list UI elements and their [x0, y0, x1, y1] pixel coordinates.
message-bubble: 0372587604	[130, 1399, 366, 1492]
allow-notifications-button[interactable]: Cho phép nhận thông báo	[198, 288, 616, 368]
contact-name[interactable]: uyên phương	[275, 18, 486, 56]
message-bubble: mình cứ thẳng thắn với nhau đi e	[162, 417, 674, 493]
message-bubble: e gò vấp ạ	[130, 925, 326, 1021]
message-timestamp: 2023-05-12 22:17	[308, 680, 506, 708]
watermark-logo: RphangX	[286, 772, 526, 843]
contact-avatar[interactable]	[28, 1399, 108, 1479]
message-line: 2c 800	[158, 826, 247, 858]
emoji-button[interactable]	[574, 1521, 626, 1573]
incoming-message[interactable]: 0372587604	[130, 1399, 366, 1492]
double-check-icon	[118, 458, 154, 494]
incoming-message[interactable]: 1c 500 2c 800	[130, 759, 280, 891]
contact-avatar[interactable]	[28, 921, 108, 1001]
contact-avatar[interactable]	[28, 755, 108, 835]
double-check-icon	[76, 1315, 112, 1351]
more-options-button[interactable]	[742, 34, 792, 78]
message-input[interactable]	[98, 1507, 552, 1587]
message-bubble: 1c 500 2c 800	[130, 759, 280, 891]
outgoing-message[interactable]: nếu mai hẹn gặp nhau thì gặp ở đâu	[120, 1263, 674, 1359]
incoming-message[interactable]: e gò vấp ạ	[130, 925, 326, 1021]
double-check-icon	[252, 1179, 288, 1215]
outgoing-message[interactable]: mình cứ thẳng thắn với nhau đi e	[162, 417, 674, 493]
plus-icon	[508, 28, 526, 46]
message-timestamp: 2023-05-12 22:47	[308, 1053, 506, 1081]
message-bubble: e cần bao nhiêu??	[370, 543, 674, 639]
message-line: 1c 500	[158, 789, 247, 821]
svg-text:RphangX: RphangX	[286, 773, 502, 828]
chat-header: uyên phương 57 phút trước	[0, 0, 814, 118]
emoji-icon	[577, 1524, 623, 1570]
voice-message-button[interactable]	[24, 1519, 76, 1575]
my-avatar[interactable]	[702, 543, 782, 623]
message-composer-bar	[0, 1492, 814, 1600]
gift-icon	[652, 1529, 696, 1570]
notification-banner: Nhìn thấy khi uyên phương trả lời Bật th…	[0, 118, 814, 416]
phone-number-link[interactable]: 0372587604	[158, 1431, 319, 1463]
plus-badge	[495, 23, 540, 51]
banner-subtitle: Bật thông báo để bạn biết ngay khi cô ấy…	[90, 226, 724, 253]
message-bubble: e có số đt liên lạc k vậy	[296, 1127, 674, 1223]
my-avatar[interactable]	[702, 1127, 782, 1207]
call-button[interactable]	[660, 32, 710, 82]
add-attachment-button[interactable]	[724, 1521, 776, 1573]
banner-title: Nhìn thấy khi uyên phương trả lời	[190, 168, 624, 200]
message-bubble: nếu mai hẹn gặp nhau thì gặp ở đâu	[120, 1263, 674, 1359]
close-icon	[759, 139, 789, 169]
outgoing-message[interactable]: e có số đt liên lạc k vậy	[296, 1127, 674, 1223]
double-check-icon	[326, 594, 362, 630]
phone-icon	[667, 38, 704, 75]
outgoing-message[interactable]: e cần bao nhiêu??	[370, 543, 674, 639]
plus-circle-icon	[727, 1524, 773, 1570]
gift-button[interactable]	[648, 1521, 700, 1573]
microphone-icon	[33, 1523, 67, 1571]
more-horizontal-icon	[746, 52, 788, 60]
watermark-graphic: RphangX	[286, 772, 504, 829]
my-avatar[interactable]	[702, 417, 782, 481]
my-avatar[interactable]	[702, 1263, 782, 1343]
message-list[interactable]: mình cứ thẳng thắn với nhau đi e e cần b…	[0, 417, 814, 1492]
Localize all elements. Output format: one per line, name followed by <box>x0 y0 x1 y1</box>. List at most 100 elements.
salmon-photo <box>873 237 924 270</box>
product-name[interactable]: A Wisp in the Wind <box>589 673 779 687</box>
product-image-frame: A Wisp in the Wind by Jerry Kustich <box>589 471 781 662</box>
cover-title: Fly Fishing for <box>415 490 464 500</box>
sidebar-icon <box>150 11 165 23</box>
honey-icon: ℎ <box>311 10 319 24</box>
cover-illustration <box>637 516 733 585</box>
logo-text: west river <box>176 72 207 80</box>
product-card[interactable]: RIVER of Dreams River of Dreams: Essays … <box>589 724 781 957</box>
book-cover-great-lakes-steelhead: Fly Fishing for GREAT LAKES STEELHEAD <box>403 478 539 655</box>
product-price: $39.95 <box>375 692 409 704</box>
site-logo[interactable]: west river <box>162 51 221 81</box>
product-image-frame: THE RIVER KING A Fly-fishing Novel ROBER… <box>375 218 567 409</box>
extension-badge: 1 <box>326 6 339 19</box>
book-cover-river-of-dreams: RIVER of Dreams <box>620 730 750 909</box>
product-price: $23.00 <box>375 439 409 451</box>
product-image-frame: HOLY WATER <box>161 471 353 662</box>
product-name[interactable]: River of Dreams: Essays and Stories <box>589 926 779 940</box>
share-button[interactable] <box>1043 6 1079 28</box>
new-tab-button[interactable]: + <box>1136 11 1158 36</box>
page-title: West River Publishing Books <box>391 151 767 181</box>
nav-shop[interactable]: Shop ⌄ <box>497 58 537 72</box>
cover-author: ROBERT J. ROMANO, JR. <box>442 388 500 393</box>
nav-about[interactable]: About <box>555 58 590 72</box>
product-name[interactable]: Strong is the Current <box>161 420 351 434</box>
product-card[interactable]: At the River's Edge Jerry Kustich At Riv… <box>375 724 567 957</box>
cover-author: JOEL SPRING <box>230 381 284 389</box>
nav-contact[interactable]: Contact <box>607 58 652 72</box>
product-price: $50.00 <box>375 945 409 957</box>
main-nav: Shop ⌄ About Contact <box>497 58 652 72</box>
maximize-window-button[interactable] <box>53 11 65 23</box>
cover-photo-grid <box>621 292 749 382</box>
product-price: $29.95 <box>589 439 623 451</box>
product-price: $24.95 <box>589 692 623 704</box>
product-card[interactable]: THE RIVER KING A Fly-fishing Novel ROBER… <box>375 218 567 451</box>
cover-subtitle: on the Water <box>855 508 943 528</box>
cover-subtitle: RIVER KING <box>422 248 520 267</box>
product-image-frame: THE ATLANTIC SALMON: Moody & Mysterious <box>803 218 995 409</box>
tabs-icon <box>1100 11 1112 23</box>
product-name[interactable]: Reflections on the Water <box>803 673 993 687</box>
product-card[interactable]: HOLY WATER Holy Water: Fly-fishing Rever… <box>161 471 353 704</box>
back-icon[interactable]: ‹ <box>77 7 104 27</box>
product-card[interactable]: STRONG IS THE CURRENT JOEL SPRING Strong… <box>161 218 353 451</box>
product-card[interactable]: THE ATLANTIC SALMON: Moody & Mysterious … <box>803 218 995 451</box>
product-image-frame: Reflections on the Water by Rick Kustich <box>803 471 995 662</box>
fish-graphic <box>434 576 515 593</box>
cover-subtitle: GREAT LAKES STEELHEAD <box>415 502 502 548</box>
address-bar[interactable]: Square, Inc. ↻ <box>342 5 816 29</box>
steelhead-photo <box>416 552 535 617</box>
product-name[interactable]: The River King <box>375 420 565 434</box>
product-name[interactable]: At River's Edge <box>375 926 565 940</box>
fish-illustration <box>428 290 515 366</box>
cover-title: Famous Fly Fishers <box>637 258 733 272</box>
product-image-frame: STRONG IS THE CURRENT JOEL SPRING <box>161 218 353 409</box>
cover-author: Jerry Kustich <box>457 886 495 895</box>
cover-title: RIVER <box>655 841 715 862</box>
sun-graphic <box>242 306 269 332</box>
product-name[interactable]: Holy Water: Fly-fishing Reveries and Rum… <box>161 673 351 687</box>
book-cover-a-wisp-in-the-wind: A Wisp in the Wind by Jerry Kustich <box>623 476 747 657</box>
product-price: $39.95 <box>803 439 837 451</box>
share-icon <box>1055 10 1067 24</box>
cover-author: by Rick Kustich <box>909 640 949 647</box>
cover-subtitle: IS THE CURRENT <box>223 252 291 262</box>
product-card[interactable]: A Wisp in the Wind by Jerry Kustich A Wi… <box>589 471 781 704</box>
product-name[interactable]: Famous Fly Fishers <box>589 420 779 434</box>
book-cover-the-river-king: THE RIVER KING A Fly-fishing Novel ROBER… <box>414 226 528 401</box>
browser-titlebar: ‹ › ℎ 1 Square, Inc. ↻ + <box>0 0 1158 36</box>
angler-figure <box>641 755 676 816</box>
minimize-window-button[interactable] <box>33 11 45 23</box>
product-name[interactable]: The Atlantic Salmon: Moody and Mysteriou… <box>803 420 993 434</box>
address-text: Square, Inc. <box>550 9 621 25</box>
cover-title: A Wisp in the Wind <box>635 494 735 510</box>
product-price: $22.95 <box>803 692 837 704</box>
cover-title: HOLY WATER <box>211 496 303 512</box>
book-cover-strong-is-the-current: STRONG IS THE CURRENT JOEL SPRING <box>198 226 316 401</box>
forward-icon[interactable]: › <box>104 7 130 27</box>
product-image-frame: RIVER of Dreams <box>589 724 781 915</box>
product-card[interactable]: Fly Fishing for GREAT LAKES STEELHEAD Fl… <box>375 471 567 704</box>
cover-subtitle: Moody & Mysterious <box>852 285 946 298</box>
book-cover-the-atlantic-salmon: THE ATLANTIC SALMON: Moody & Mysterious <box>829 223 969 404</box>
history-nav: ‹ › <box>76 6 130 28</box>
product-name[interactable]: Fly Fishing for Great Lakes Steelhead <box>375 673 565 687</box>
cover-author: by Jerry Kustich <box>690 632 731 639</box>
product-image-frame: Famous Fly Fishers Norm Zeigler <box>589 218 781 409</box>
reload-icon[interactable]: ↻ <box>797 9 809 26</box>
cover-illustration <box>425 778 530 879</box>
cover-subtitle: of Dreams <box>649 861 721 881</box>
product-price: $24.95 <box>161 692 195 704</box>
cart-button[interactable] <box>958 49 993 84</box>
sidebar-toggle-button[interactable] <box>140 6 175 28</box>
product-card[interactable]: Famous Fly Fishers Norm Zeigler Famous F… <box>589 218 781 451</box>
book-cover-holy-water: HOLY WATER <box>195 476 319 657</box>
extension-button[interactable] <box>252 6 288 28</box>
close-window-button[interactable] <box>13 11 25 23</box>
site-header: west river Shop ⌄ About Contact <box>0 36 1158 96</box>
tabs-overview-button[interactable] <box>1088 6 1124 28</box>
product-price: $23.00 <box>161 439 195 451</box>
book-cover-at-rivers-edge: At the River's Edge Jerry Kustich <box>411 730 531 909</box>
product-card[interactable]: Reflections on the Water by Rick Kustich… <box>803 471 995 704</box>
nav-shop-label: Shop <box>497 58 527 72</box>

----------------------------------------

TASK DETAILS -
Please copy out everything from the start of the material down to and including the line that contains "772, 526, 843]".

ANSWER FOR THIS EXERCISE -
list UI elements and their [x0, y0, x1, y1] pixel coordinates.
message-bubble: 0372587604	[130, 1399, 366, 1492]
allow-notifications-button[interactable]: Cho phép nhận thông báo	[198, 288, 616, 368]
contact-name[interactable]: uyên phương	[275, 18, 486, 56]
message-bubble: mình cứ thẳng thắn với nhau đi e	[162, 417, 674, 493]
message-bubble: e gò vấp ạ	[130, 925, 326, 1021]
message-timestamp: 2023-05-12 22:17	[308, 680, 506, 708]
watermark-logo: RphangX	[286, 772, 526, 843]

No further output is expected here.